■ DIRECTIONS FOR THIS TASK: Output the data below in full, byte for byte. Nothing may differ.

━━ DATASET EXTRACT ━━

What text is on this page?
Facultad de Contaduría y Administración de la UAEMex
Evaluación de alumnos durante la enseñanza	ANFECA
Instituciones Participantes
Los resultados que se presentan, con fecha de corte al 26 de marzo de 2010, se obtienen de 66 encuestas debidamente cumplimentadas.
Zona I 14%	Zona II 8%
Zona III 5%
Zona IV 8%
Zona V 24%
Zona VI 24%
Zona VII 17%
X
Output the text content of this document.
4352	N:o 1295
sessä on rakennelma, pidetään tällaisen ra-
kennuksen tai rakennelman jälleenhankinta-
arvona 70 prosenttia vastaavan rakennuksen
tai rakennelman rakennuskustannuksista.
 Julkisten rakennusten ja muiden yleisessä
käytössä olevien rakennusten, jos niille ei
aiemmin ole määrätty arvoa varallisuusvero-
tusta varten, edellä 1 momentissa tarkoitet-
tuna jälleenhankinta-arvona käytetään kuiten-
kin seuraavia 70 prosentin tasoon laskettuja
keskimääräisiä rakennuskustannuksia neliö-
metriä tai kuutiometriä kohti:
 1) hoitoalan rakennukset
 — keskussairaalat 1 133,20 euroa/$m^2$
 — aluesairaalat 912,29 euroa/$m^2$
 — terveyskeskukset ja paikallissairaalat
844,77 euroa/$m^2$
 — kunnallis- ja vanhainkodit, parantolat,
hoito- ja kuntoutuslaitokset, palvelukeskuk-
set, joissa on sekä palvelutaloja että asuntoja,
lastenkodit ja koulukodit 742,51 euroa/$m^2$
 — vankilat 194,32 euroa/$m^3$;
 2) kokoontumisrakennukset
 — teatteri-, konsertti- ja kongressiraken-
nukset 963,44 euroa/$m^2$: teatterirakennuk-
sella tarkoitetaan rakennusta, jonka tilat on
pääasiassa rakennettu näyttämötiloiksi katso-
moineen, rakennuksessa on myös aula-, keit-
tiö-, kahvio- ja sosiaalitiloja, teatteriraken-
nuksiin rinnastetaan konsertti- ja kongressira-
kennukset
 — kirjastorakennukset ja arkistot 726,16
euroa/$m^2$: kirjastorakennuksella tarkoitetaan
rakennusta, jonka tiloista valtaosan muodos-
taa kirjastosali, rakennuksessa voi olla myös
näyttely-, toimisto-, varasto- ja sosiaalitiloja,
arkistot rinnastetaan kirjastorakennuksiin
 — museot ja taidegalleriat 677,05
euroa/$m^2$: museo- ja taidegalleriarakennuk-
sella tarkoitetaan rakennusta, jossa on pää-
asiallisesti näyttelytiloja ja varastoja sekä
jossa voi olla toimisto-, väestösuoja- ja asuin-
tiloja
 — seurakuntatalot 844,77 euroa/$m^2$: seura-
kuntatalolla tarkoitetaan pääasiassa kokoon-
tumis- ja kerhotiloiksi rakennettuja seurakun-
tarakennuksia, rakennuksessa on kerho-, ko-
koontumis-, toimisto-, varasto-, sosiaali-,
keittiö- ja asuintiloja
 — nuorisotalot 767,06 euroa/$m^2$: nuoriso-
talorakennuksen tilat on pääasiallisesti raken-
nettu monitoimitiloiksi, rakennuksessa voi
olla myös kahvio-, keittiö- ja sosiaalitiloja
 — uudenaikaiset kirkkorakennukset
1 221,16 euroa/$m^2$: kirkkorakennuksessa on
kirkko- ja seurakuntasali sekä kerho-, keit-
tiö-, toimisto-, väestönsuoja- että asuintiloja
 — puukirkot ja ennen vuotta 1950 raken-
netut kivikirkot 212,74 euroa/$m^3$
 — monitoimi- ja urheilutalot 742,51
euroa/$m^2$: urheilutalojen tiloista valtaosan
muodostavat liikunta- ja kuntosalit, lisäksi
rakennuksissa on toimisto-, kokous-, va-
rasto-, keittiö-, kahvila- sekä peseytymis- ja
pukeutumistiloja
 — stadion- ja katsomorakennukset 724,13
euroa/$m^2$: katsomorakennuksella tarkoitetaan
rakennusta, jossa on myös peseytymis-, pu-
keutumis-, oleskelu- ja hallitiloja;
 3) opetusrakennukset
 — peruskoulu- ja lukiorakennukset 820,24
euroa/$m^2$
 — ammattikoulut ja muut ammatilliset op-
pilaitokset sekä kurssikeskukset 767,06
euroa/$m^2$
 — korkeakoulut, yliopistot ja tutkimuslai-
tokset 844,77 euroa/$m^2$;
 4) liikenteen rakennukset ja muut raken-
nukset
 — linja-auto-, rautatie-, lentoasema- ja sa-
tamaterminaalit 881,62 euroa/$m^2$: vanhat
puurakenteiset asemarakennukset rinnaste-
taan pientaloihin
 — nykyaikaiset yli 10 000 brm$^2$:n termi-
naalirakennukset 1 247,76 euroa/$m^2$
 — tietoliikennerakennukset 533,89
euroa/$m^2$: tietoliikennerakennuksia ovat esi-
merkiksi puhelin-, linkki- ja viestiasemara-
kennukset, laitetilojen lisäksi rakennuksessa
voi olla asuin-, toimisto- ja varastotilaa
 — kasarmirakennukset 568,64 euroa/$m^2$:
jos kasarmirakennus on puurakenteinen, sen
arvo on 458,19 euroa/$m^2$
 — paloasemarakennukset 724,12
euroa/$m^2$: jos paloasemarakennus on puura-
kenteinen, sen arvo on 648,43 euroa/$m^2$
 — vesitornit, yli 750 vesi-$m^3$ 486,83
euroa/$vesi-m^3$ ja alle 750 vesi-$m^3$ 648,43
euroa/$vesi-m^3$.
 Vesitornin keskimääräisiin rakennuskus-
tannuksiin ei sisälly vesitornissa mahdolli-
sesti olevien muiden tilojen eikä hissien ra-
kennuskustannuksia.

━━━

■ RESPONSE:
What text is on this page?
Facultad de Contaduría y Administración de la UAEMex
Evaluación de alumnos durante la enseñanza	ANFECA
Instituciones Participantes
Los resultados que se presentan, con fecha de corte al 26 de marzo de 2010, se obtienen de 66 encuestas debidamente cumplimentadas.
Zona I 14%	Zona II 8%
Zona III 5%
Zona IV 8%
Zona V 24%
Zona VI 24%
Zona VII 17%
X
Output the text content of this document.
4352	N:o 1295
sessä on rakennelma, pidetään tällaisen ra-
kennuksen tai rakennelman jälleenhankinta-
arvona 70 prosenttia vastaavan rakennuksen
tai rakennelman rakennuskustannuksista.
 Julkisten rakennusten ja muiden yleisessä
käytössä olevien rakennusten, jos niille ei
aiemmin ole määrätty arvoa varallisuusvero-
tusta varten, edellä 1 momentissa tarkoitet-
tuna jälleenhankinta-arvona käytetään kuiten-
kin seuraavia 70 prosentin tasoon laskettuja
keskimääräisiä rakennuskustannuksia neliö-
metriä tai kuutiometriä kohti:
 1) hoitoalan rakennukset
 — keskussairaalat 1 133,20 euroa/$m^2$
 — aluesairaalat 912,29 euroa/$m^2$
 — terveyskeskukset ja paikallissairaalat
844,77 euroa/$m^2$
 — kunnallis- ja vanhainkodit, parantolat,
hoito- ja kuntoutuslaitokset, palvelukeskuk-
set, joissa on sekä palvelutaloja että asuntoja,
lastenkodit ja koulukodit 742,51 euroa/$m^2$
 — vankilat 194,32 euroa/$m^3$;
 2) kokoontumisrakennukset
 — teatteri-, konsertti- ja kongressiraken-
nukset 963,44 euroa/$m^2$: teatterirakennuk-
sella tarkoitetaan rakennusta, jonka tilat on
pääasiassa rakennettu näyttämötiloiksi katso-
moineen, rakennuksessa on myös aula-, keit-
tiö-, kahvio- ja sosiaalitiloja, teatteriraken-
nuksiin rinnastetaan konsertti- ja kongressira-
kennukset
 — kirjastorakennukset ja arkistot 726,16
euroa/$m^2$: kirjastorakennuksella tarkoitetaan
rakennusta, jonka tiloista valtaosan muodos-
taa kirjastosali, rakennuksessa voi olla myös
näyttely-, toimisto-, varasto- ja sosiaalitiloja,
arkistot rinnastetaan kirjastorakennuksiin
 — museot ja taidegalleriat 677,05
euroa/$m^2$: museo- ja taidegalleriarakennuk-
sella tarkoitetaan rakennusta, jossa on pää-
asiallisesti näyttelytiloja ja varastoja sekä
jossa voi olla toimisto-, väestösuoja- ja asuin-
tiloja
 — seurakuntatalot 844,77 euroa/$m^2$: seura-
kuntatalolla tarkoitetaan pääasiassa kokoon-
tumis- ja kerhotiloiksi rakennettuja seurakun-
tarakennuksia, rakennuksessa on kerho-, ko-
koontumis-, toimisto-, varasto-, sosiaali-,
keittiö- ja asuintiloja
 — nuorisotalot 767,06 euroa/$m^2$: nuoriso-
talorakennuksen tilat on pääasiallisesti raken-
nettu monitoimitiloiksi, rakennuksessa voi
olla myös kahvio-, keittiö- ja sosiaalitiloja
 — uudenaikaiset kirkkorakennukset
1 221,16 euroa/$m^2$: kirkkorakennuksessa on
kirkko- ja seurakuntasali sekä kerho-, keit-
tiö-, toimisto-, väestönsuoja- että asuintiloja
 — puukirkot ja ennen vuotta 1950 raken-
netut kivikirkot 212,74 euroa/$m^3$
 — monitoimi- ja urheilutalot 742,51
euroa/$m^2$: urheilutalojen tiloista valtaosan
muodostavat liikunta- ja kuntosalit, lisäksi
rakennuksissa on toimisto-, kokous-, va-
rasto-, keittiö-, kahvila- sekä peseytymis- ja
pukeutumistiloja
 — stadion- ja katsomorakennukset 724,13
euroa/$m^2$: katsomorakennuksella tarkoitetaan
rakennusta, jossa on myös peseytymis-, pu-
keutumis-, oleskelu- ja hallitiloja;
 3) opetusrakennukset
 — peruskoulu- ja lukiorakennukset 820,24
euroa/$m^2$
 — ammattikoulut ja muut ammatilliset op-
pilaitokset sekä kurssikeskukset 767,06
euroa/$m^2$
 — korkeakoulut, yliopistot ja tutkimuslai-
tokset 844,77 euroa/$m^2$;
 4) liikenteen rakennukset ja muut raken-
nukset
 — linja-auto-, rautatie-, lentoasema- ja sa-
tamaterminaalit 881,62 euroa/$m^2$: vanhat
puurakenteiset asemarakennukset rinnaste-
taan pientaloihin
 — nykyaikaiset yli 10 000 brm$^2$:n termi-
naalirakennukset 1 247,76 euroa/$m^2$
 — tietoliikennerakennukset 533,89
euroa/$m^2$: tietoliikennerakennuksia ovat esi-
merkiksi puhelin-, linkki- ja viestiasemara-
kennukset, laitetilojen lisäksi rakennuksessa
voi olla asuin-, toimisto- ja varastotilaa
 — kasarmirakennukset 568,64 euroa/$m^2$:
jos kasarmirakennus on puurakenteinen, sen
arvo on 458,19 euroa/$m^2$
 — paloasemarakennukset 724,12
euroa/$m^2$: jos paloasemarakennus on puura-
kenteinen, sen arvo on 648,43 euroa/$m^2$
 — vesitornit, yli 750 vesi-$m^3$ 486,83
euroa/$vesi-m^3$ ja alle 750 vesi-$m^3$ 648,43
euroa/$vesi-m^3$.
 Vesitornin keskimääräisiin rakennuskus-
tannuksiin ei sisälly vesitornissa mahdolli-
sesti olevien muiden tilojen eikä hissien ra-
kennuskustannuksia.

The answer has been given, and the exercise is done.